#### Instructions to follow
Copy out the lines that include the word "участок".

#### Record excerpts

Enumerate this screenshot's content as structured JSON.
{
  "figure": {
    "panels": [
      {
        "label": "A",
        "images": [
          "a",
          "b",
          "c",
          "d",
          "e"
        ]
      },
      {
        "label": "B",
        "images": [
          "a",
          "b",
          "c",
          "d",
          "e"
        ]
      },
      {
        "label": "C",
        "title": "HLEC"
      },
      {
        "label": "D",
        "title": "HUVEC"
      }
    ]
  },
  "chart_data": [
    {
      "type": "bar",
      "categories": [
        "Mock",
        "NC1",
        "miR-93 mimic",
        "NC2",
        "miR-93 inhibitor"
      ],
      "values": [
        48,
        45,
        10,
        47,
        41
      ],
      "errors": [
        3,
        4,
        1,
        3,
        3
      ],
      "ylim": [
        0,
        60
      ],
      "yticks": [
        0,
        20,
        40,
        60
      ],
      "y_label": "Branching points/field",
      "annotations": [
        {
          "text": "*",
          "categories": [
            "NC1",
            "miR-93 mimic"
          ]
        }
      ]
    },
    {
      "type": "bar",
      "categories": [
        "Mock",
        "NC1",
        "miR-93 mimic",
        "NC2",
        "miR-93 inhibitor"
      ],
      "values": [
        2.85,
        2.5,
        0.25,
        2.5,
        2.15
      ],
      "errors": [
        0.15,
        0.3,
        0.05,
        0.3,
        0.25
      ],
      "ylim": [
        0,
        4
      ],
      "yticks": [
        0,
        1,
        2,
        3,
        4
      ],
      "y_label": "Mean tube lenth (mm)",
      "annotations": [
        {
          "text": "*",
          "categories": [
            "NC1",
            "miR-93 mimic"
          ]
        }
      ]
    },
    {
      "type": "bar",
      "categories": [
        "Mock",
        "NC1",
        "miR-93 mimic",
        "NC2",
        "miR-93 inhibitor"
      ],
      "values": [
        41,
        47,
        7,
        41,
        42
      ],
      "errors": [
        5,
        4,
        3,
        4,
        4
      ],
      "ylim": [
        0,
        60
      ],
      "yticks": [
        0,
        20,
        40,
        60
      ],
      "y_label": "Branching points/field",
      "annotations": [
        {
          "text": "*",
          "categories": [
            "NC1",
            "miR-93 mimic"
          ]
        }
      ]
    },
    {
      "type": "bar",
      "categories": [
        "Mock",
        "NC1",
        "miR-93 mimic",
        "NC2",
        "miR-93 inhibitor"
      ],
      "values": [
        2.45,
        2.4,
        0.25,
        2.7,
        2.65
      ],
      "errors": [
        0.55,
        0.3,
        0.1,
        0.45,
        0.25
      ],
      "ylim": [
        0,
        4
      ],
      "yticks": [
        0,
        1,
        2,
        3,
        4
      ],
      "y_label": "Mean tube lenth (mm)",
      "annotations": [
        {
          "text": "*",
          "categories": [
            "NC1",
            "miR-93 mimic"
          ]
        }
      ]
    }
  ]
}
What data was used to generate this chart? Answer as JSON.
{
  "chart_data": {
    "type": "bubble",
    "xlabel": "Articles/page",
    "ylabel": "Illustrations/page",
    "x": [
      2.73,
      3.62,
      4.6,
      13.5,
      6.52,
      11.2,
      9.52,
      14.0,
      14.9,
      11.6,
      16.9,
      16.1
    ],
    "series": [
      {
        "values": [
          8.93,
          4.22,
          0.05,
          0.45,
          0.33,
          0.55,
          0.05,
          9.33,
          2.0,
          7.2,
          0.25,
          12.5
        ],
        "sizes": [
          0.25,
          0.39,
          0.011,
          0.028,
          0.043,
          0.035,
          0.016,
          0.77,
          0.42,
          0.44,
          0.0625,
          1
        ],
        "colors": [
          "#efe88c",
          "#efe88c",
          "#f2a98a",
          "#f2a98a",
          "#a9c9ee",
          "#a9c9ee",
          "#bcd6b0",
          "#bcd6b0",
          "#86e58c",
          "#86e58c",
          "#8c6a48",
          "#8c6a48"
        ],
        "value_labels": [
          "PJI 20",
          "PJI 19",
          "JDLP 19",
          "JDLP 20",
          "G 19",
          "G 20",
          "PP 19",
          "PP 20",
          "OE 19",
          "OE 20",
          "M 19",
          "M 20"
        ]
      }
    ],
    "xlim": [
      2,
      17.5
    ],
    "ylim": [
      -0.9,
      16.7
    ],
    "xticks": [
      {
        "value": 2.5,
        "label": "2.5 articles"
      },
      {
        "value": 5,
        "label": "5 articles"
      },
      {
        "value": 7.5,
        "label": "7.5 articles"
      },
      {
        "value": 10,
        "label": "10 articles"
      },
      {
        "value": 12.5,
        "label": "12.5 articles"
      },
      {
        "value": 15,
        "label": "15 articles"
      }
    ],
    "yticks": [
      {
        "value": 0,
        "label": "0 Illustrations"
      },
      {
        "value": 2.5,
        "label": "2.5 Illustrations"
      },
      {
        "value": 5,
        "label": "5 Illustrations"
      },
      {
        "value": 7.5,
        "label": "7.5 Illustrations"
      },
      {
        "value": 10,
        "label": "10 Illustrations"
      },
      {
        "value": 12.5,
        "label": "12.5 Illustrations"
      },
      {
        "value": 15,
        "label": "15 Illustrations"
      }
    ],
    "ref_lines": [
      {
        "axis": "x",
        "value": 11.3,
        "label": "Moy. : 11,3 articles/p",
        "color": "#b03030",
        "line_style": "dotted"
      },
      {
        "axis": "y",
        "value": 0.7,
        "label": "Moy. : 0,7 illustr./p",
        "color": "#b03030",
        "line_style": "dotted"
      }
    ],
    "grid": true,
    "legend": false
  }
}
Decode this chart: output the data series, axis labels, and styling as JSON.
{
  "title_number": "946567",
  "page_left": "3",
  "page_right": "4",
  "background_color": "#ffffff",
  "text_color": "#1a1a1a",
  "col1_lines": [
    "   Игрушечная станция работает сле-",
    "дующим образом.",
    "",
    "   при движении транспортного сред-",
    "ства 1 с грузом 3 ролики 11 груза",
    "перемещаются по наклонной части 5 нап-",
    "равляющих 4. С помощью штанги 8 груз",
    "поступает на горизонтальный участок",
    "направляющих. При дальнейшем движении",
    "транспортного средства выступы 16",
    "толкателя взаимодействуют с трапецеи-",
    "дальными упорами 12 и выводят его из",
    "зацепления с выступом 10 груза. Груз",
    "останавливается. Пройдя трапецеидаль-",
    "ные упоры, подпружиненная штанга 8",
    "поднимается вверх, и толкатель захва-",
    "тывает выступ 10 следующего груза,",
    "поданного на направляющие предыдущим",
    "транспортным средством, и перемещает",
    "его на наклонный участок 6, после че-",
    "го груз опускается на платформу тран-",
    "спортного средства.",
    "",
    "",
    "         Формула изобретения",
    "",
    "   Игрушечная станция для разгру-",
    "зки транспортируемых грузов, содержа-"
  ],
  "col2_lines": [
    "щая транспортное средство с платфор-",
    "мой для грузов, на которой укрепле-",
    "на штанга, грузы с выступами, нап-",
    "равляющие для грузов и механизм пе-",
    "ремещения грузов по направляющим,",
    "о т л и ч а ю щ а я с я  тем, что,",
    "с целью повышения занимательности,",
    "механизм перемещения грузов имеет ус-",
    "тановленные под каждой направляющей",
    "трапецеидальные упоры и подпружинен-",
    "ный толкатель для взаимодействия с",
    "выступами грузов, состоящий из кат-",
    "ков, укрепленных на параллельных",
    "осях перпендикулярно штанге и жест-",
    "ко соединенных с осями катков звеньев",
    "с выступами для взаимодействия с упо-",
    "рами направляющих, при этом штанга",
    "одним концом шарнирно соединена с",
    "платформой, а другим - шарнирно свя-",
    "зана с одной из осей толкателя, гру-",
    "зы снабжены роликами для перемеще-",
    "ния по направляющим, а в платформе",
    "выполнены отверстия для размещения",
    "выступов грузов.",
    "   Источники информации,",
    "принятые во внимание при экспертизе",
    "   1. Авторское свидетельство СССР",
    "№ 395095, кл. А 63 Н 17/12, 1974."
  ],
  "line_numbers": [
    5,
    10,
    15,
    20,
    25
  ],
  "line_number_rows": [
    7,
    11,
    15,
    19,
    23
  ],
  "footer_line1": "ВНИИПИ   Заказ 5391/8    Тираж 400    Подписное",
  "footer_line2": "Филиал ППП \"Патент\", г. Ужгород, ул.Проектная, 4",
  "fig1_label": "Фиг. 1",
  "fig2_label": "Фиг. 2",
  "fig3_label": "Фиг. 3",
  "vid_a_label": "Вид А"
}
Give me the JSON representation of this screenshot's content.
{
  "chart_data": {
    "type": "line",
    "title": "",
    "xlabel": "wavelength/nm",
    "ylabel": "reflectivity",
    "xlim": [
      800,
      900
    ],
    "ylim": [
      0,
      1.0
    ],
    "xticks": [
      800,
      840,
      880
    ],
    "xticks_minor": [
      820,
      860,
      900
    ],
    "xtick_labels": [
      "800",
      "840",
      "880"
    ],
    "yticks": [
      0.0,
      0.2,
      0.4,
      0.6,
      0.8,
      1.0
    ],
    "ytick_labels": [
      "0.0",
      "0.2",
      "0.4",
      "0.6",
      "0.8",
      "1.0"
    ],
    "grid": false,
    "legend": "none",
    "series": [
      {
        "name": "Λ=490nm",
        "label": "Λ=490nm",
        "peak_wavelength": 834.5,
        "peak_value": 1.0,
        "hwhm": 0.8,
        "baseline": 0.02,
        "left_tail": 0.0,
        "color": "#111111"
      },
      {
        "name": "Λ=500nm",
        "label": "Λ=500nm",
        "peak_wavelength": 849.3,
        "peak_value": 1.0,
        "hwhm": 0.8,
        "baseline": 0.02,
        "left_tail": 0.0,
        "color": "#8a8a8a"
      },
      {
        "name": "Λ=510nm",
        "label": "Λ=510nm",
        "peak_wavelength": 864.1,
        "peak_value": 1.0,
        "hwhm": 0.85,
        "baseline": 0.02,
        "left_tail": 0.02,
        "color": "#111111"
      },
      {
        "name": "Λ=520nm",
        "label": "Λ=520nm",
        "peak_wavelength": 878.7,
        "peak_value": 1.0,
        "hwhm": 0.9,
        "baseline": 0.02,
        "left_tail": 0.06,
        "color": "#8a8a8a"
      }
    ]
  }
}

#### Finished task
    "поступает на горизонтальный участок",
    "его на наклонный участок 6, после че-",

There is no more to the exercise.